▸ **Written task**
Your task is to repeat all of the material exactly.

┌──

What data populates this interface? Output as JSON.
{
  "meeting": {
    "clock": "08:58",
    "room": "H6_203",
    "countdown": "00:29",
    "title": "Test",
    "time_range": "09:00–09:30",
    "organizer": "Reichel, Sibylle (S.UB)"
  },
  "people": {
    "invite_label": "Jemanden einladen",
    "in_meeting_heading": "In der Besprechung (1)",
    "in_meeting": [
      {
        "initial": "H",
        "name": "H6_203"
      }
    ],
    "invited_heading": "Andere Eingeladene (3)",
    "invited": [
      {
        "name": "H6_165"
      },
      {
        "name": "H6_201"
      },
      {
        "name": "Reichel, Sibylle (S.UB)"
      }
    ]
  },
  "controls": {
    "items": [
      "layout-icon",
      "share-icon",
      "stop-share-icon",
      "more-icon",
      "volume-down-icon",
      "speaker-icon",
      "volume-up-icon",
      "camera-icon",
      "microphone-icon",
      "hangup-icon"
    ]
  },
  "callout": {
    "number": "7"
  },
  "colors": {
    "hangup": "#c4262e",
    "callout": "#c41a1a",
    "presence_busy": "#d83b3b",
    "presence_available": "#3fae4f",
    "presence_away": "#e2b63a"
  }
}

└──

▸ **Reply**
What data populates this interface? Output as JSON.
{
  "meeting": {
    "clock": "08:58",
    "room": "H6_203",
    "countdown": "00:29",
    "title": "Test",
    "time_range": "09:00–09:30",
    "organizer": "Reichel, Sibylle (S.UB)"
  },
  "people": {
    "invite_label": "Jemanden einladen",
    "in_meeting_heading": "In der Besprechung (1)",
    "in_meeting": [
      {
        "initial": "H",
        "name": "H6_203"
      }
    ],
    "invited_heading": "Andere Eingeladene (3)",
    "invited": [
      {
        "name": "H6_165"
      },
      {
        "name": "H6_201"
      },
      {
        "name": "Reichel, Sibylle (S.UB)"
      }
    ]
  },
  "controls": {
    "items": [
      "layout-icon",
      "share-icon",
      "stop-share-icon",
      "more-icon",
      "volume-down-icon",
      "speaker-icon",
      "volume-up-icon",
      "camera-icon",
      "microphone-icon",
      "hangup-icon"
    ]
  },
  "callout": {
    "number": "7"
  },
  "colors": {
    "hangup": "#c4262e",
    "callout": "#c41a1a",
    "presence_busy": "#d83b3b",
    "presence_available": "#3fae4f",
    "presence_away": "#e2b63a"
  }
}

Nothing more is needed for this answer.